* _EXERCISE DIRECTIONS_
Exclude images, then output the remaining data verbatim.

— begin STORED RECORDS —

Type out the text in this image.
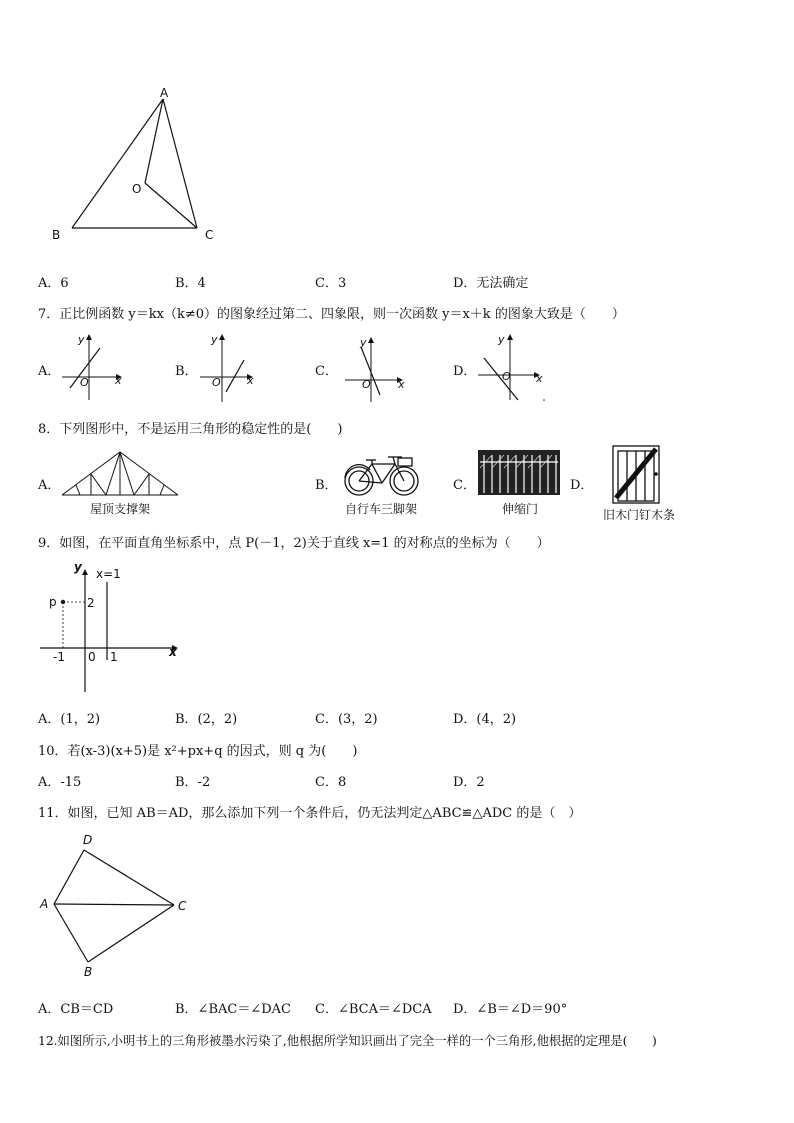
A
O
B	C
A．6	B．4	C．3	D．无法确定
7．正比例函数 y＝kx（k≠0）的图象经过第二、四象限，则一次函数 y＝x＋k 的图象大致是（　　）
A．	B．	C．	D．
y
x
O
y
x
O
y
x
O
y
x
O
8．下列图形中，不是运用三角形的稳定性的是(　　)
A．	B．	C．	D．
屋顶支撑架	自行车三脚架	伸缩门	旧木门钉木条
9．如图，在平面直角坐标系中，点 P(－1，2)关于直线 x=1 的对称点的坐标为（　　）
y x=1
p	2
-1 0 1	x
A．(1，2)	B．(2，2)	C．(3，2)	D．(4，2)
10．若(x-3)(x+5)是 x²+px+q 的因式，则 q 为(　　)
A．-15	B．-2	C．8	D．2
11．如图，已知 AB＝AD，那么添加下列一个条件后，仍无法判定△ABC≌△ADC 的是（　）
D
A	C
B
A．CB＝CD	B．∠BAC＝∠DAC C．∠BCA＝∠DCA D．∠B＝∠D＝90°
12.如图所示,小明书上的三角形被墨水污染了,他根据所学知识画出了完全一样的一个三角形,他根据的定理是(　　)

— end STORED RECORDS —

* _CORRECT RESULT_
Type out the text in this image.
A
O
B	C
A．6	B．4	C．3	D．无法确定
7．正比例函数 y＝kx（k≠0）的图象经过第二、四象限，则一次函数 y＝x＋k 的图象大致是（　　）
A．	B．	C．	D．
y
x
O
y
x
O
y
x
O
y
x
O
8．下列图形中，不是运用三角形的稳定性的是(　　)
A．	B．	C．	D．
屋顶支撑架	自行车三脚架	伸缩门	旧木门钉木条
9．如图，在平面直角坐标系中，点 P(－1，2)关于直线 x=1 的对称点的坐标为（　　）
y x=1
p	2
-1 0 1	x
A．(1，2)	B．(2，2)	C．(3，2)	D．(4，2)
10．若(x-3)(x+5)是 x²+px+q 的因式，则 q 为(　　)
A．-15	B．-2	C．8	D．2
11．如图，已知 AB＝AD，那么添加下列一个条件后，仍无法判定△ABC≌△ADC 的是（　）
D
A	C
B
A．CB＝CD	B．∠BAC＝∠DAC C．∠BCA＝∠DCA D．∠B＝∠D＝90°
12.如图所示,小明书上的三角形被墨水污染了,他根据所学知识画出了完全一样的一个三角形,他根据的定理是(　　)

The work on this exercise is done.